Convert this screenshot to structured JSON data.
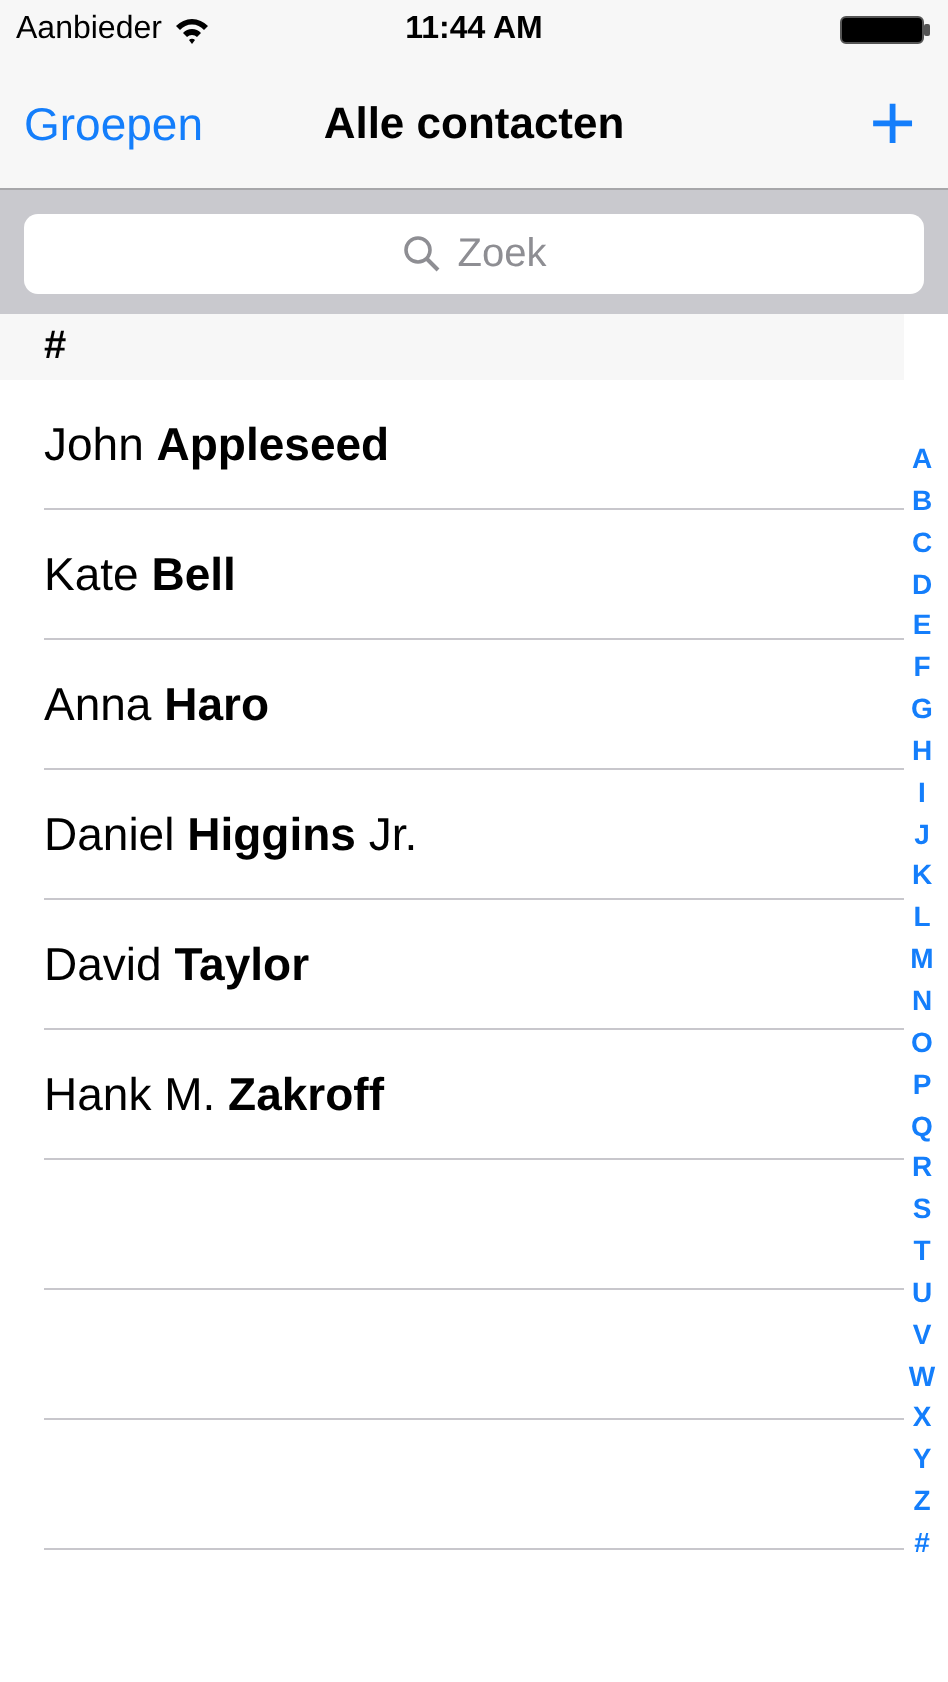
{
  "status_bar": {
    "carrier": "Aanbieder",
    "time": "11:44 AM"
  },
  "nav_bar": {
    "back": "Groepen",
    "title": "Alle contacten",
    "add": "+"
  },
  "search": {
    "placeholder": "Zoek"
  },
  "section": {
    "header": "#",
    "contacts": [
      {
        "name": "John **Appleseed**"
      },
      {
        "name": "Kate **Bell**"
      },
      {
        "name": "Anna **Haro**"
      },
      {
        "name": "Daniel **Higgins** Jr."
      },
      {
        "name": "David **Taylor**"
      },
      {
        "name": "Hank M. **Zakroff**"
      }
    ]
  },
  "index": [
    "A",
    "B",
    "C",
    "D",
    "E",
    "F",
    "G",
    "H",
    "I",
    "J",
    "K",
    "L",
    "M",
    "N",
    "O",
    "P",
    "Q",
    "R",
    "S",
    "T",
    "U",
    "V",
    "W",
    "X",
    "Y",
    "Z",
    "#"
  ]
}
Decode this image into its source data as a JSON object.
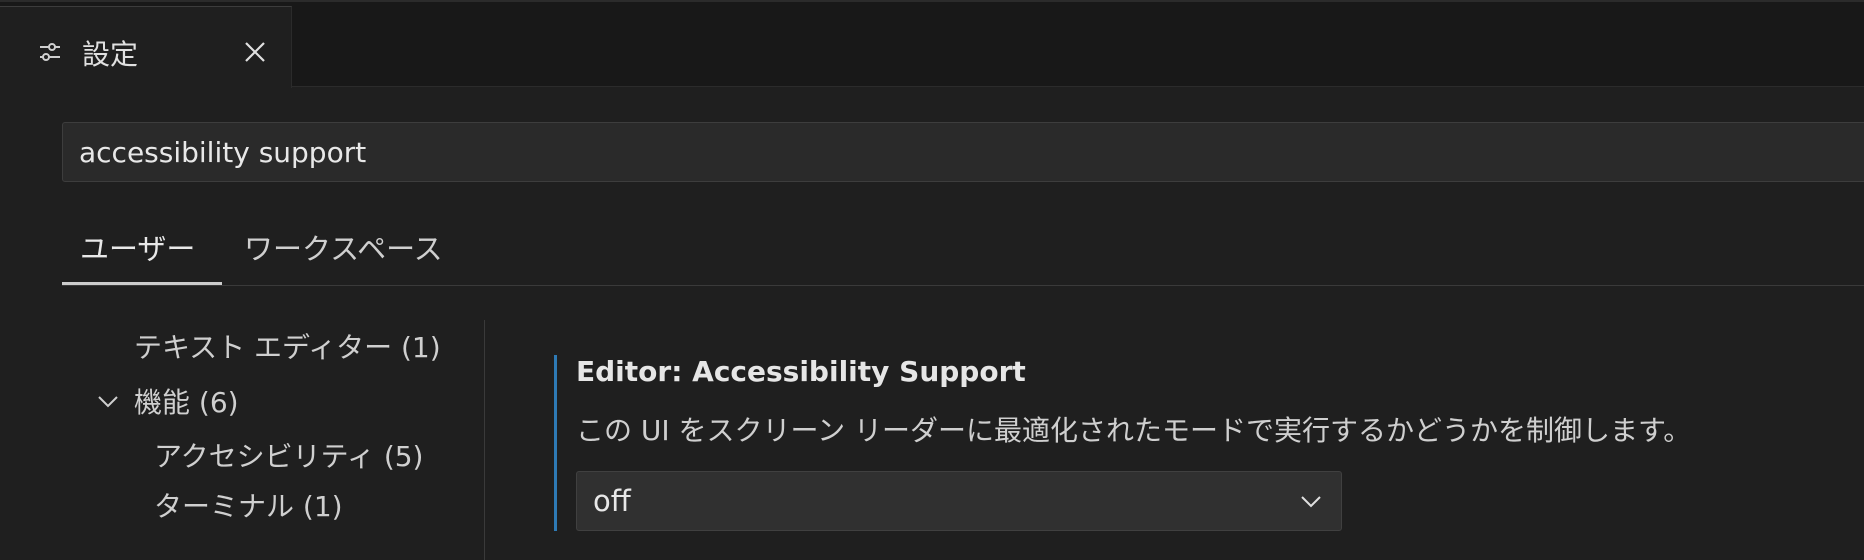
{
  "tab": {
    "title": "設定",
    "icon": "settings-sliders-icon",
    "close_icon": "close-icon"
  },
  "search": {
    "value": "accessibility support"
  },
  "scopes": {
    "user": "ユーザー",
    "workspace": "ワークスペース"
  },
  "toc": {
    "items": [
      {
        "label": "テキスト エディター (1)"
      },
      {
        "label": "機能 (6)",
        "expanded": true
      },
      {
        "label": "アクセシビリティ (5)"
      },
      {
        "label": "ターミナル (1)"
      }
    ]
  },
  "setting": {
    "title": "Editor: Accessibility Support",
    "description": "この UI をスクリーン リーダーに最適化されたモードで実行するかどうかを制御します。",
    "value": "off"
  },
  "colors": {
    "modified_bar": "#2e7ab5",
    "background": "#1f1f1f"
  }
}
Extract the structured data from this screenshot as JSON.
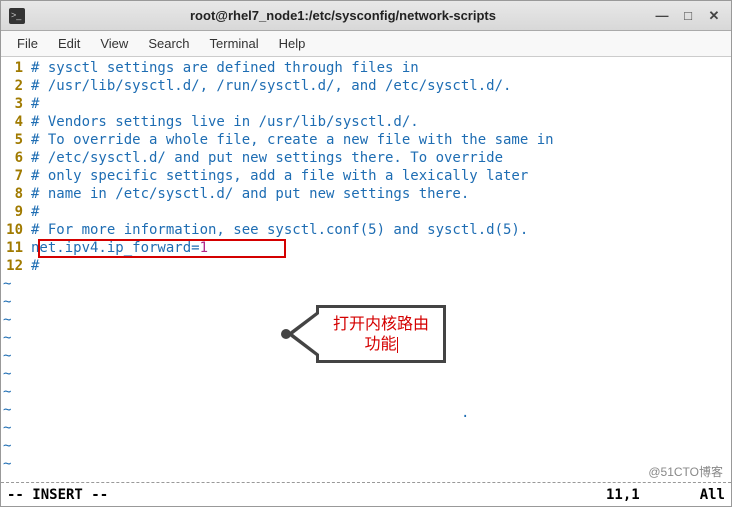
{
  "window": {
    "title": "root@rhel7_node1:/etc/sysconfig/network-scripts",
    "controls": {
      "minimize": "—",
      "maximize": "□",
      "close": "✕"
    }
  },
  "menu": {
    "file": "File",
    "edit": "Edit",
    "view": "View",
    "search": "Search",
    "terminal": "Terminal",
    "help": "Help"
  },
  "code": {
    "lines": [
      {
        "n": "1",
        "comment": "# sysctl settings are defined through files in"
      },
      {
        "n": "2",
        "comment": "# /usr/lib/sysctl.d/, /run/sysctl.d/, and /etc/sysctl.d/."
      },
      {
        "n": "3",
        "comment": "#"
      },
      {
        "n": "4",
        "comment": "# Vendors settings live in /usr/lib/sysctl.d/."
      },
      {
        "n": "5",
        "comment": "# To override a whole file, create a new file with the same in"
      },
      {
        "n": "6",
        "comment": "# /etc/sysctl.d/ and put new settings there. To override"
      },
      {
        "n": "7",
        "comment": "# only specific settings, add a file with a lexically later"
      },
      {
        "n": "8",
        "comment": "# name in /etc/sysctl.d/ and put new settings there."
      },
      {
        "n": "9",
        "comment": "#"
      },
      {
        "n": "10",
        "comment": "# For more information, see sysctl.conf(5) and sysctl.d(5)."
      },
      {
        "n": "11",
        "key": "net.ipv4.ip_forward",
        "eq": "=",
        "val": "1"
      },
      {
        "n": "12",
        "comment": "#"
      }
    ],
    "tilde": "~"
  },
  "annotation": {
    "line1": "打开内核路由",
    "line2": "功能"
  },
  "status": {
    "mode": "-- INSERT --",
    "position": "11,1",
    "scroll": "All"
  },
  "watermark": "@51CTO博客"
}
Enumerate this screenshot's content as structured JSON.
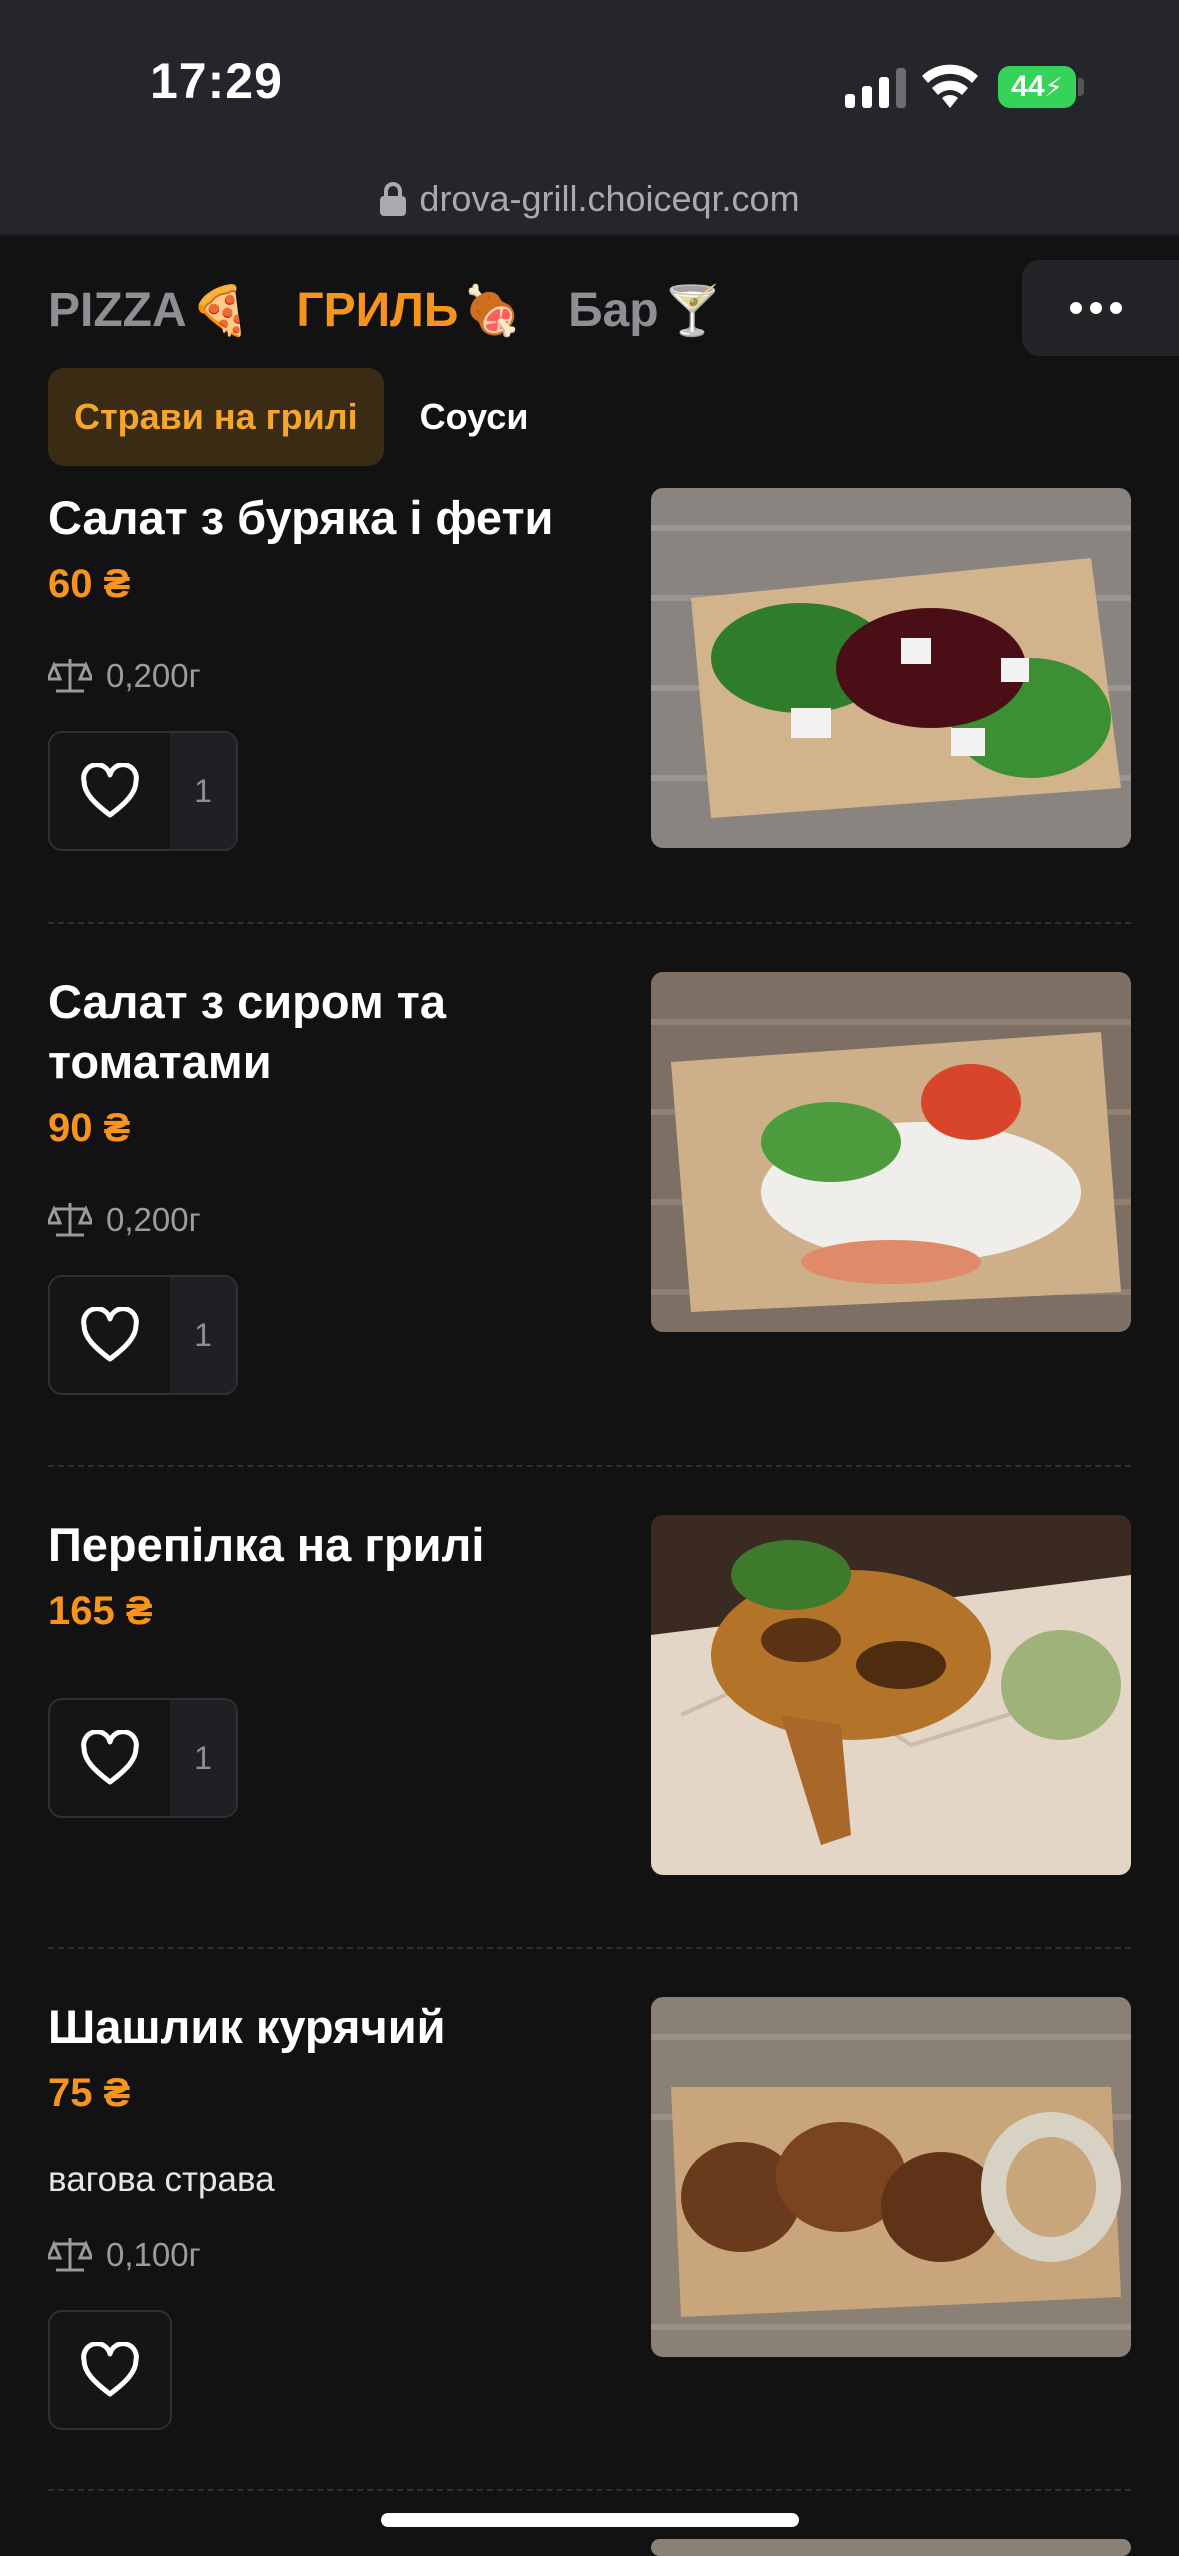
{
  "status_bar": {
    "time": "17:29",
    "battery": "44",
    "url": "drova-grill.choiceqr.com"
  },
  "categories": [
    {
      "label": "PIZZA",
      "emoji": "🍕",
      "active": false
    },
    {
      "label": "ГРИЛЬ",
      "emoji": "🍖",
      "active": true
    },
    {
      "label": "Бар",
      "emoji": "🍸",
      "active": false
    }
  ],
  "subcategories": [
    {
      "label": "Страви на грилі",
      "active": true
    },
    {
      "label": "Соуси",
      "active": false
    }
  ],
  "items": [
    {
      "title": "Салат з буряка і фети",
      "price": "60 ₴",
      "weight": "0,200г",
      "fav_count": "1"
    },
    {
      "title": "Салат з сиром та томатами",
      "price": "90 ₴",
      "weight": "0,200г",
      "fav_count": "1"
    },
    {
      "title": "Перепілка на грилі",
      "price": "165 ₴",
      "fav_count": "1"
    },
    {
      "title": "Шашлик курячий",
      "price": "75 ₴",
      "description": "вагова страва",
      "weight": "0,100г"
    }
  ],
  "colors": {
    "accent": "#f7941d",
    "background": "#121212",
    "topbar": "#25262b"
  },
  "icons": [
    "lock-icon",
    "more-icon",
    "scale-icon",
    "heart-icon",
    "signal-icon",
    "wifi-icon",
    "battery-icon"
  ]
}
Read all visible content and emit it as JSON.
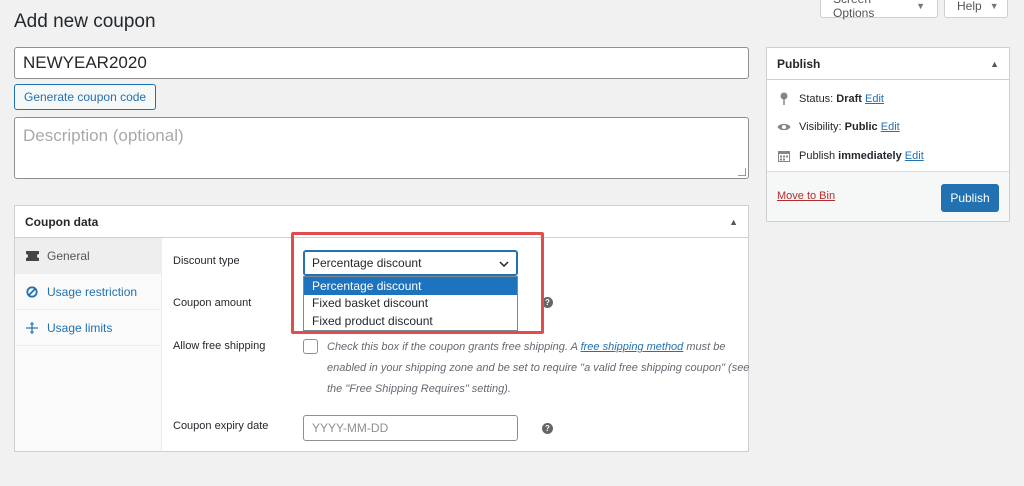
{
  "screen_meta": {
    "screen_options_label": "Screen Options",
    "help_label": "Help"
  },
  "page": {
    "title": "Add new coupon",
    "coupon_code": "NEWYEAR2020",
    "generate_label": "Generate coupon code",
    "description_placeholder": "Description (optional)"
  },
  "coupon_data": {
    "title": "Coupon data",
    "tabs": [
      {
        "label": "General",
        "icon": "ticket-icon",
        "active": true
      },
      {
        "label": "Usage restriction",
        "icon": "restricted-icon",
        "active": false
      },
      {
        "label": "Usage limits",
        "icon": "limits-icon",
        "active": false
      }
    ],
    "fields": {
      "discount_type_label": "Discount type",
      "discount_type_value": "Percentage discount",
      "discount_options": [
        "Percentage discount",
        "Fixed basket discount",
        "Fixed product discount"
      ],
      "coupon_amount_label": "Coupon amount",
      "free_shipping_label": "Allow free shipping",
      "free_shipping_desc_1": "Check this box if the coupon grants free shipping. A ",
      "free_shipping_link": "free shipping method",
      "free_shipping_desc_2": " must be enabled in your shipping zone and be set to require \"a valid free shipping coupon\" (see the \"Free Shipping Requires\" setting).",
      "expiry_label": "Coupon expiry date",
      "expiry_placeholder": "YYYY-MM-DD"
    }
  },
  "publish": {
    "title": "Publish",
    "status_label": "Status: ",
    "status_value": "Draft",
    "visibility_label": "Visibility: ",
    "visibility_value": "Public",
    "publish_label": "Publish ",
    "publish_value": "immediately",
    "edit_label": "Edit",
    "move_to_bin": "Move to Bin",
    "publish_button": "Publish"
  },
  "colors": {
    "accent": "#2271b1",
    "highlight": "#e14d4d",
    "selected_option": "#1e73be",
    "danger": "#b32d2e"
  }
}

====

Work instructions:
Pick each line holding the word "грилі" out of the listing.

Full solution:
      "label": "Страви на грилі",
      "title": "Перепілка на грилі",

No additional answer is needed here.